## EXERCISE
Count how many lines below contain the word "Miete", then give that number alone.

## DATASET ROWS

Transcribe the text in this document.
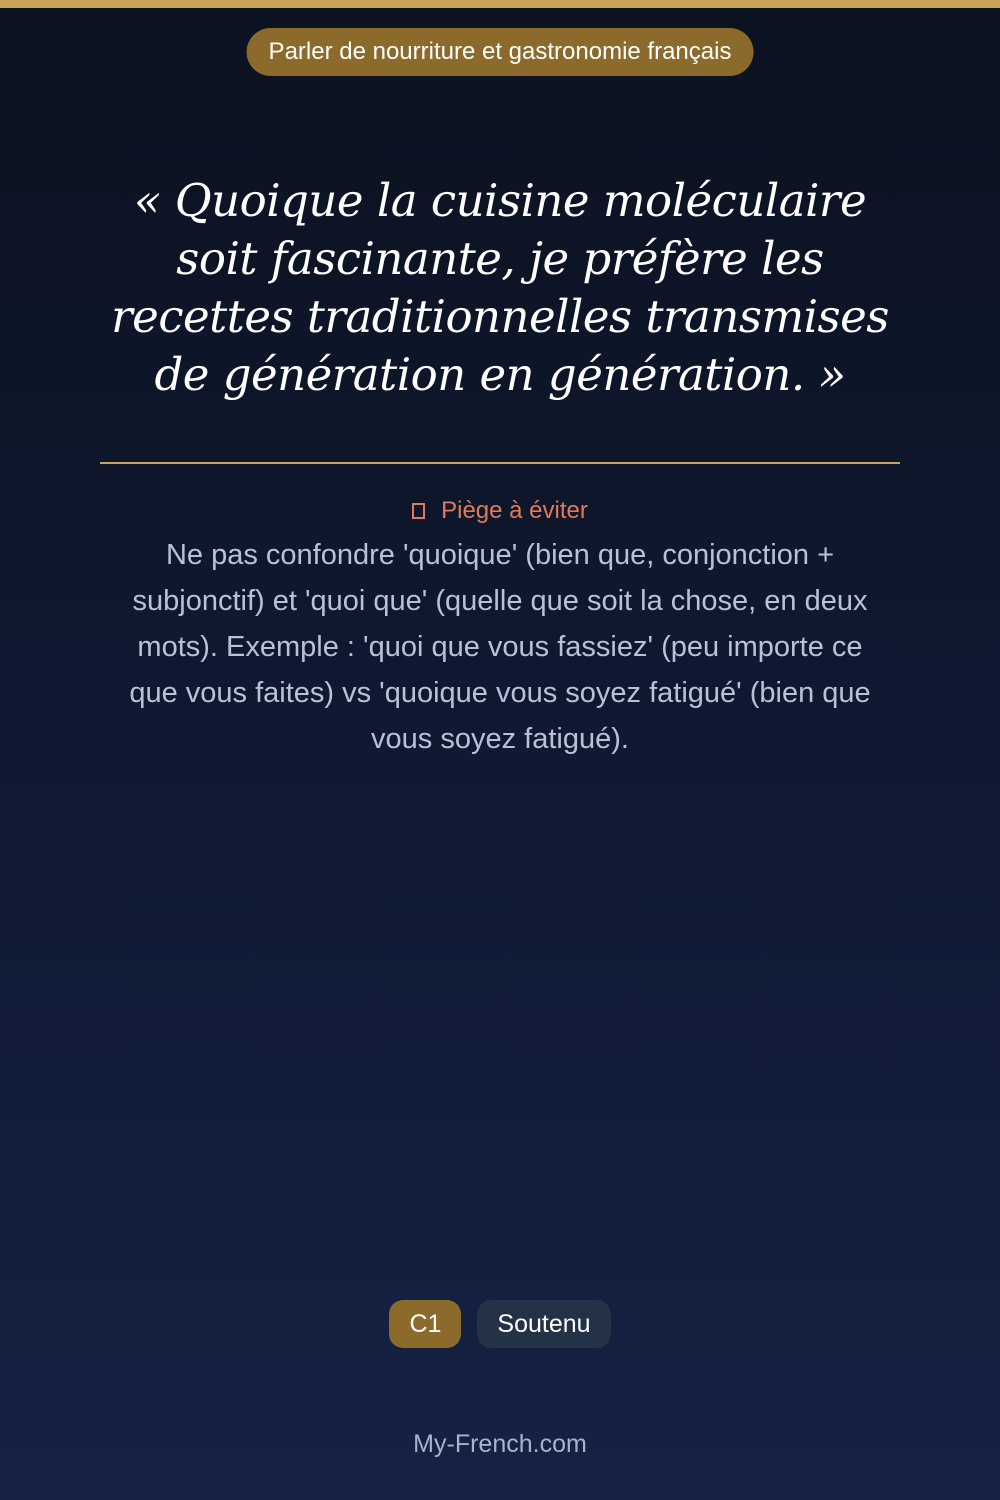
Parler de nourriture et gastronomie français

« Quoique la cuisine moléculaire soit fascinante, je préfère les recettes traditionnelles transmises de génération en génération. »

Piège à éviter

Ne pas confondre 'quoique' (bien que, conjonction + subjonctif) et 'quoi que' (quelle que soit la chose, en deux mots). Exemple : 'quoi que vous fassiez' (peu importe ce que vous faites) vs 'quoique vous soyez fatigué' (bien que vous soyez fatigué).

C1	Soutenu
My-French.com
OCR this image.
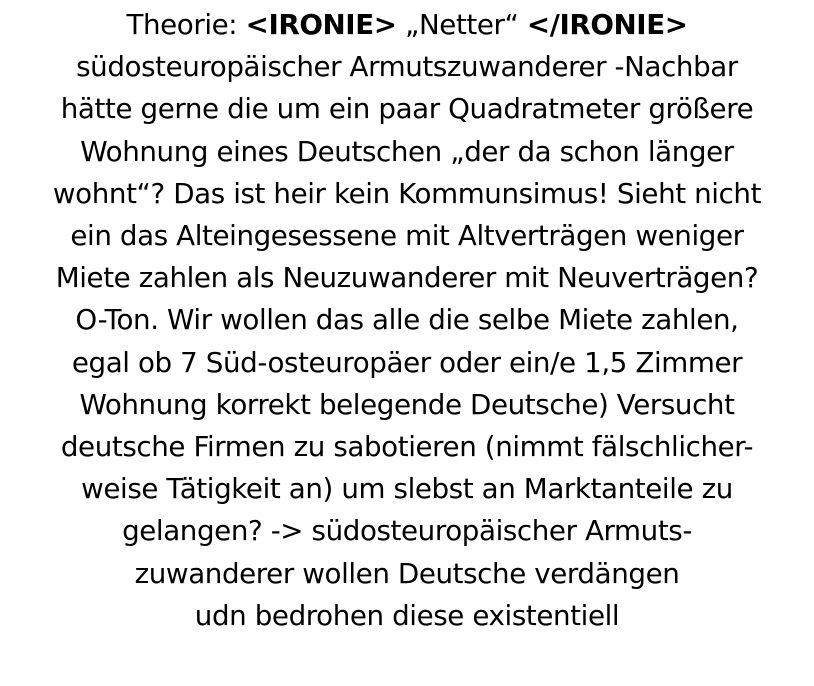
Theorie: <IRONIE> „Netter“ </IRONIE>
südosteuropäischer Armutszuwanderer -Nachbar
hätte gerne die um ein paar Quadratmeter größere
Wohnung eines Deutschen „der da schon länger
wohnt“? Das ist heir kein Kommunsimus! Sieht nicht
ein das Alteingesessene mit Altverträgen weniger
Miete zahlen als Neuzuwanderer mit Neuverträgen?
O-Ton. Wir wollen das alle die selbe Miete zahlen,
egal ob 7 Süd-osteuropäer oder ein/e 1,5 Zimmer
Wohnung korrekt belegende Deutsche) Versucht
deutsche Firmen zu sabotieren (nimmt fälschlicher-
weise Tätigkeit an) um slebst an Marktanteile zu
gelangen? -> südosteuropäischer Armuts-
zuwanderer wollen Deutsche verdängen
udn bedrohen diese existentiell
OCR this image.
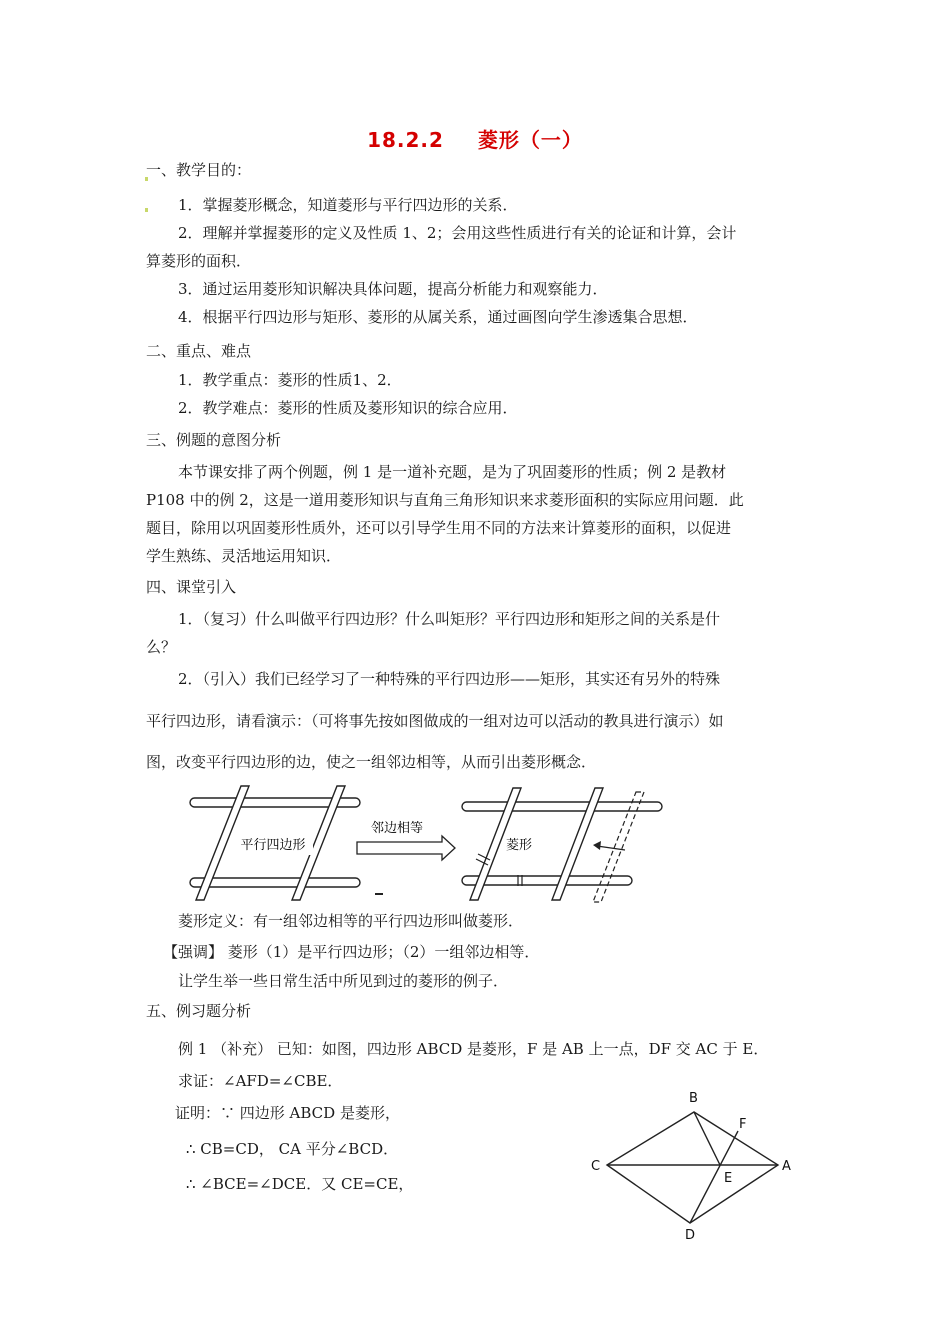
18.2.2 菱形（一）
一、教学目的：
1．掌握菱形概念，知道菱形与平行四边形的关系．
2．理解并掌握菱形的定义及性质 1、2；会用这些性质进行有关的论证和计算，会计
算菱形的面积．
3．通过运用菱形知识解决具体问题，提高分析能力和观察能力．
4．根据平行四边形与矩形、菱形的从属关系，通过画图向学生渗透集合思想．
二、重点、难点
1．教学重点：菱形的性质1、2．
2．教学难点：菱形的性质及菱形知识的综合应用．
三、例题的意图分析
本节课安排了两个例题，例 1 是一道补充题，是为了巩固菱形的性质；例 2 是教材
P108 中的例 2，这是一道用菱形知识与直角三角形知识来求菱形面积的实际应用问题．此
题目，除用以巩固菱形性质外，还可以引导学生用不同的方法来计算菱形的面积，以促进
学生熟练、灵活地运用知识．
四、课堂引入
1．（复习）什么叫做平行四边形？什么叫矩形？平行四边形和矩形之间的关系是什
么？
2．（引入）我们已经学习了一种特殊的平行四边形——矩形，其实还有另外的特殊
平行四边形，请看演示：（可将事先按如图做成的一组对边可以活动的教具进行演示）如
图，改变平行四边形的边，使之一组邻边相等，从而引出菱形概念．
平行四边形
邻边相等
菱形
菱形定义：有一组邻边相等的平行四边形叫做菱形．
【强调】 菱形（1）是平行四边形；（2）一组邻边相等．
让学生举一些日常生活中所见到过的菱形的例子．
五、例习题分析
例 1 （补充） 已知：如图，四边形 ABCD 是菱形，F 是 AB 上一点，DF 交 AC 于 E．
求证：∠AFD=∠CBE．
证明：∵ 四边形 ABCD 是菱形，
∴ CB=CD， CA 平分∠BCD．
∴ ∠BCE=∠DCE．又 CE=CE，
B
F
C
E
A
D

## RESPONSE TO THE EXERCISE
2